* **Written request**: Retype the material in full, keeping every word the same.

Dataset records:
---

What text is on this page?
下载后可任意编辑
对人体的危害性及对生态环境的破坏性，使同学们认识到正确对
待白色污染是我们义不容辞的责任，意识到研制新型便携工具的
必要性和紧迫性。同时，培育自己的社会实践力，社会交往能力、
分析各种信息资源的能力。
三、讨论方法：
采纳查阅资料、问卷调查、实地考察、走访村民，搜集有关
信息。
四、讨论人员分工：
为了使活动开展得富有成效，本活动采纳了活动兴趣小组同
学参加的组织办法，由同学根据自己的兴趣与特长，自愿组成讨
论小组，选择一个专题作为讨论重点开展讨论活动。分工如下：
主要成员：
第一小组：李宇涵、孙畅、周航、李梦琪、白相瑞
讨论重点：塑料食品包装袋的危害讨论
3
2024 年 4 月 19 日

---

* **Exercise response**:
What text is on this page?
下载后可任意编辑
对人体的危害性及对生态环境的破坏性，使同学们认识到正确对
待白色污染是我们义不容辞的责任，意识到研制新型便携工具的
必要性和紧迫性。同时，培育自己的社会实践力，社会交往能力、
分析各种信息资源的能力。
三、讨论方法：
采纳查阅资料、问卷调查、实地考察、走访村民，搜集有关
信息。
四、讨论人员分工：
为了使活动开展得富有成效，本活动采纳了活动兴趣小组同
学参加的组织办法，由同学根据自己的兴趣与特长，自愿组成讨
论小组，选择一个专题作为讨论重点开展讨论活动。分工如下：
主要成员：
第一小组：李宇涵、孙畅、周航、李梦琪、白相瑞
讨论重点：塑料食品包装袋的危害讨论
3
2024 年 4 月 19 日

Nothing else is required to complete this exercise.